── STORED ROWS ──
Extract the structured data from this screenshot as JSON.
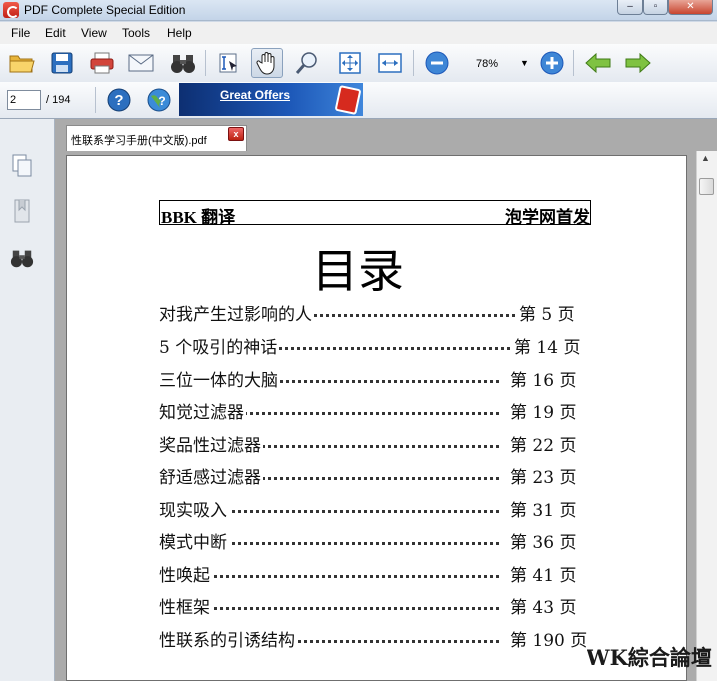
{
  "window": {
    "title": "PDF Complete Special Edition",
    "min": "–",
    "max": "▫",
    "close": "✕"
  },
  "menu": [
    "File",
    "Edit",
    "View",
    "Tools",
    "Help"
  ],
  "toolbar": {
    "page_current": "2",
    "page_total": "/ 194",
    "zoom": "78%",
    "offers_label": "Great Offers",
    "accent": "#1d58b8"
  },
  "tab": {
    "label": "性联系学习手册(中文版).pdf",
    "close": "x"
  },
  "document": {
    "header_left": "BBK 翻译",
    "header_right": "泡学网首发",
    "title": "目录",
    "toc": [
      {
        "title": "对我产生过影响的人",
        "page": "第 5 页"
      },
      {
        "title": "5 个吸引的神话",
        "page": "第 14 页"
      },
      {
        "title": "三位一体的大脑",
        "page": "第 16 页"
      },
      {
        "title": "知觉过滤器",
        "page": "第 19 页"
      },
      {
        "title": "奖品性过滤器",
        "page": "第 22 页"
      },
      {
        "title": "舒适感过滤器",
        "page": "第 23 页"
      },
      {
        "title": "现实吸入",
        "page": "第 31 页"
      },
      {
        "title": "模式中断",
        "page": "第 36 页"
      },
      {
        "title": "性唤起",
        "page": "第 41 页"
      },
      {
        "title": "性框架",
        "page": "第 43 页"
      },
      {
        "title": "性联系的引诱结构",
        "page": "第 190 页"
      }
    ]
  },
  "watermark": "WK綜合論壇"
}
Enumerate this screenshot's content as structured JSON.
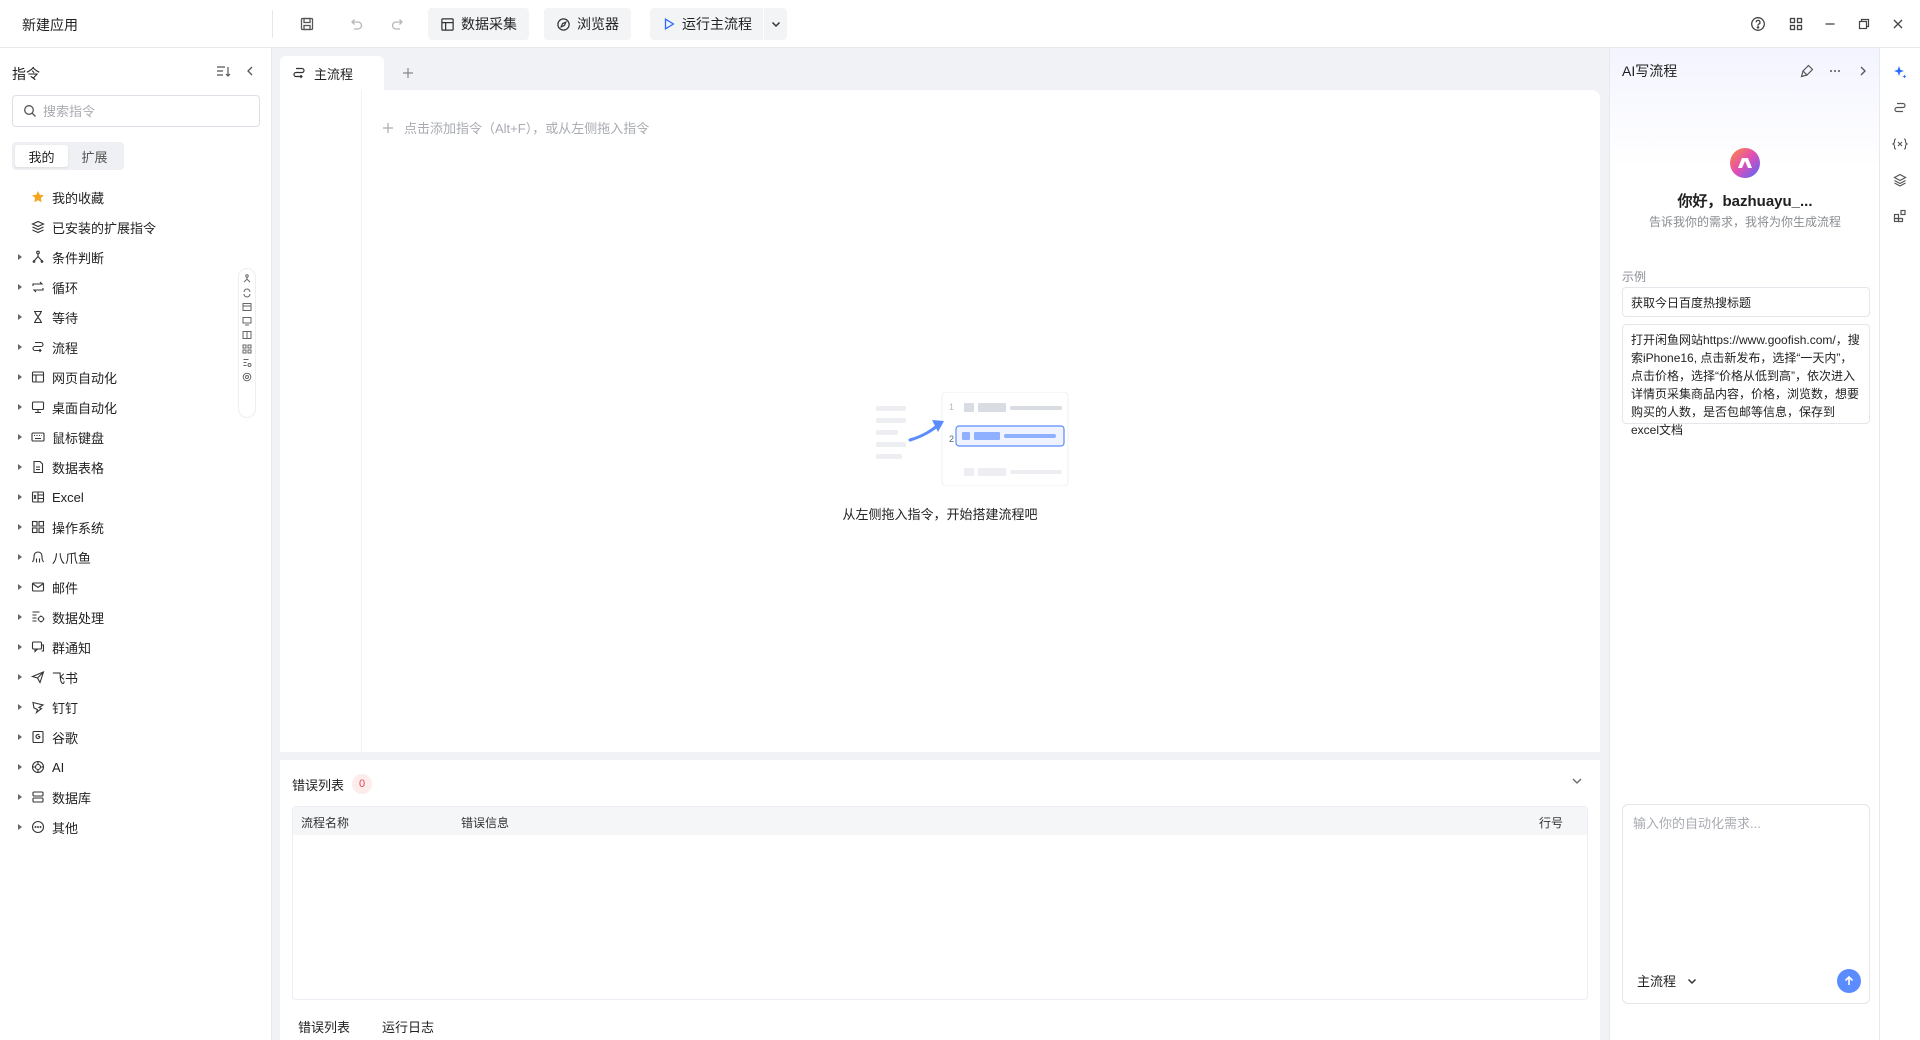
{
  "app": {
    "title": "新建应用"
  },
  "toolbar": {
    "data_collect_label": "数据采集",
    "browser_label": "浏览器",
    "run_label": "运行主流程",
    "icons": [
      "save-icon",
      "undo-icon",
      "redo-icon",
      "help-icon",
      "apps-grid-icon",
      "minimize-icon",
      "restore-icon",
      "close-icon"
    ]
  },
  "left": {
    "title": "指令",
    "search_placeholder": "搜索指令",
    "seg": {
      "mine": "我的",
      "ext": "扩展"
    },
    "items": [
      {
        "label": "我的收藏",
        "icon": "star-icon",
        "expandable": false
      },
      {
        "label": "已安装的扩展指令",
        "icon": "extension-stack-icon",
        "expandable": false
      },
      {
        "label": "条件判断",
        "icon": "branch-icon",
        "expandable": true
      },
      {
        "label": "循环",
        "icon": "loop-icon",
        "expandable": true
      },
      {
        "label": "等待",
        "icon": "hourglass-icon",
        "expandable": true
      },
      {
        "label": "流程",
        "icon": "flow-icon",
        "expandable": true
      },
      {
        "label": "网页自动化",
        "icon": "web-page-icon",
        "expandable": true
      },
      {
        "label": "桌面自动化",
        "icon": "desktop-icon",
        "expandable": true
      },
      {
        "label": "鼠标键盘",
        "icon": "keyboard-icon",
        "expandable": true
      },
      {
        "label": "数据表格",
        "icon": "data-sheet-icon",
        "expandable": true
      },
      {
        "label": "Excel",
        "icon": "excel-icon",
        "expandable": true
      },
      {
        "label": "操作系统",
        "icon": "os-grid-icon",
        "expandable": true
      },
      {
        "label": "八爪鱼",
        "icon": "octopus-icon",
        "expandable": true
      },
      {
        "label": "邮件",
        "icon": "mail-icon",
        "expandable": true
      },
      {
        "label": "数据处理",
        "icon": "data-process-icon",
        "expandable": true
      },
      {
        "label": "群通知",
        "icon": "group-notify-icon",
        "expandable": true
      },
      {
        "label": "飞书",
        "icon": "feishu-icon",
        "expandable": true
      },
      {
        "label": "钉钉",
        "icon": "dingtalk-icon",
        "expandable": true
      },
      {
        "label": "谷歌",
        "icon": "google-icon",
        "expandable": true
      },
      {
        "label": "AI",
        "icon": "ai-icon",
        "expandable": true
      },
      {
        "label": "数据库",
        "icon": "database-icon",
        "expandable": true
      },
      {
        "label": "其他",
        "icon": "more-circle-icon",
        "expandable": true
      }
    ]
  },
  "center": {
    "tab_label": "主流程",
    "add_hint": "点击添加指令（Alt+F），或从左侧拖入指令",
    "empty_text": "从左侧拖入指令，开始搭建流程吧",
    "illus_step1": "1",
    "illus_step2": "2"
  },
  "errors": {
    "title": "错误列表",
    "count": "0",
    "columns": {
      "flow_name": "流程名称",
      "error_info": "错误信息",
      "line_no": "行号"
    },
    "tabs": {
      "error_list": "错误列表",
      "run_log": "运行日志"
    }
  },
  "ai": {
    "title": "AI写流程",
    "greeting": "你好，bazhuayu_...",
    "subtitle": "告诉我你的需求，我将为你生成流程",
    "example_label": "示例",
    "examples": [
      "获取今日百度热搜标题",
      "打开闲鱼网站https://www.goofish.com/，搜索iPhone16, 点击新发布，选择“一天内”，点击价格，选择“价格从低到高”，依次进入详情页采集商品内容，价格，浏览数，想要购买的人数，是否包邮等信息，保存到excel文档"
    ],
    "input_placeholder": "输入你的自动化需求...",
    "flow_select": "主流程"
  },
  "colors": {
    "accent": "#2f6bff",
    "badge_bg": "#fdecec",
    "badge_fg": "#e5484d"
  }
}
───
> **WORK TO DO**: Write down only the number of lines that contain the string "JSON" in the listing.

> **SOLUTION FOR THIS PROBLEM**: 2